This colloquy followed, begun by this observation by one attorney for Chang:

"MR. BRACCINI [attorney for Chang, as trustee]: I believe your Honor is correct. My understanding is that that issue has been resolved, at least with respect to counsel in the courtroom. Counsel can correct me, everybody present here is in agreement that a conservatorship should be sought, so I believe that issue may be resolved.

"I understand that counsel on the phone, who represents the Edgars, may think otherwise, but if I may acknowledge the 800 pound gorilla, part of the concern in seeking the conservatorship is perhaps due to alleged undue influence perpetrated by the Edgars, against Maureen R.

"MR. ELWORTHY [attorney for Houghtelling and Babcock]: I remind the court that the motivation for our clients bringing this petition in the first place was to make sure that there was sufficient funds to take Maureen R. Sturgeon through her remaining lifetime, and we are concerned for several things."

Elworthy then went on for pages describing his clients' position, including that "there have been misrepresentations to the guardian ad litem, Ms. Lassahn" and "misrepresentations made to us as well about Maureen." This included the observation that perhaps the Edgars were not properly caring for Maureen and/or were misusing her funds. Elworthy then spent several pages describing discussions with attorney Zatman, and promises Zatman had made about providing an accounting. Following all that, Elworthy summed up:

"Now, here is the problem. The material consideration for our clients in this matter was to assure the well-being of this woman, who is their cousin, and one of the last relatives they have, the promise they made to their dying uncle Bob. So, the situation comes down to this.

"We have asked the court to consider bifurcating this hearing, to delay the final implementation of the settlement agreement until the conservatorship can be sought, if it has to be sought in Mendocino County. Apparently, since there is a general appearance here, we would ask the conservatorship could be sought in this court, since Mr. Zatman chose to appear here, even though his clients are not parties to this.

"That is what we are looking at, we are trying to cut off the period of objections, to implement as much as the settlement agreement as we can, but reserve this issue until Mr. Thirkell, or counsel that he would hire for Ms. Lassahn in Mendocino, can obtain that conservatorship, and we can be certain that the funds are adequate to take care of this woman, who is suffering not only from Parkinsons, but has a developmental disability that puts her at an age of approximately 12 to 13, although she is currently 65."

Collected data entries
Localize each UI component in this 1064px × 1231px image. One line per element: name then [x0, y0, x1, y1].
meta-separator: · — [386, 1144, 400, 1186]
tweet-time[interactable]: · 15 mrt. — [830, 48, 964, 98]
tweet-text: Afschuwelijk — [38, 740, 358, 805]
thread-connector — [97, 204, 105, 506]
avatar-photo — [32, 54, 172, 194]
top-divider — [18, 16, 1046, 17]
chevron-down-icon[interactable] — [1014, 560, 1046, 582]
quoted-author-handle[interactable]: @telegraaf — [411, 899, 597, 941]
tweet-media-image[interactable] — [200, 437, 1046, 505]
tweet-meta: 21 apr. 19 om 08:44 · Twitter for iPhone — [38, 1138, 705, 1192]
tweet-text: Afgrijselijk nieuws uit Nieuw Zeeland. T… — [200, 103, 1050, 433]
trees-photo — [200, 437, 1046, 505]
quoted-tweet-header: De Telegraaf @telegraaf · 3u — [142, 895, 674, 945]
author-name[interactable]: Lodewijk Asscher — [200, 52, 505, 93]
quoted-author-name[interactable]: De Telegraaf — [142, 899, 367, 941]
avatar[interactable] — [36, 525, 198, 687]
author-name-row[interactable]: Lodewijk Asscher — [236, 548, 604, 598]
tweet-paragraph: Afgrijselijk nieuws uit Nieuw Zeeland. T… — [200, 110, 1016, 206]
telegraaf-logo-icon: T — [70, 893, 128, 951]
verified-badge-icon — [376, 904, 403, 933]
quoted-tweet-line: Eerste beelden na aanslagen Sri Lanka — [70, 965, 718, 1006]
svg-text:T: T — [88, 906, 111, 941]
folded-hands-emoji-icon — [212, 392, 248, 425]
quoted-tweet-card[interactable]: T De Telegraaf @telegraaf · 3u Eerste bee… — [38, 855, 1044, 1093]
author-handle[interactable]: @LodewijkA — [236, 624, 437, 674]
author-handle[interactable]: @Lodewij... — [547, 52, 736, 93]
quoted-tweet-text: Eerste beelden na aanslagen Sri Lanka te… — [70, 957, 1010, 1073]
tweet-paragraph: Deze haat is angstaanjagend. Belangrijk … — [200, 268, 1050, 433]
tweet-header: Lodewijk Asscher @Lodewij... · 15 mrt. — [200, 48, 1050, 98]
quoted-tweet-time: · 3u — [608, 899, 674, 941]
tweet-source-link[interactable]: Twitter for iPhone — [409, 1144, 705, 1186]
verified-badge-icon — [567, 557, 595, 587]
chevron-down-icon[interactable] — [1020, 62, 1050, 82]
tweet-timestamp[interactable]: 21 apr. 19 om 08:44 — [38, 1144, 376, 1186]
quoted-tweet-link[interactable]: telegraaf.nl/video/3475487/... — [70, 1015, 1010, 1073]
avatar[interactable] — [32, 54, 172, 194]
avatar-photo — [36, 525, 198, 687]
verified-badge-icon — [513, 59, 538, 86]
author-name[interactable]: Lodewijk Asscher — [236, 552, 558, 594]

EXERCISE:
Please answer these questions about the hearing transcript, one per line:
1. In what capacity does Mr. Braccini's client Chang appear?
2. Who is named as the guardian ad litem?
3. What is Maureen's current age?
This listing was drawn from a separate source.

RESULT OF THE TASK:
1. As trustee
2. Ms. Lassahn
3. 65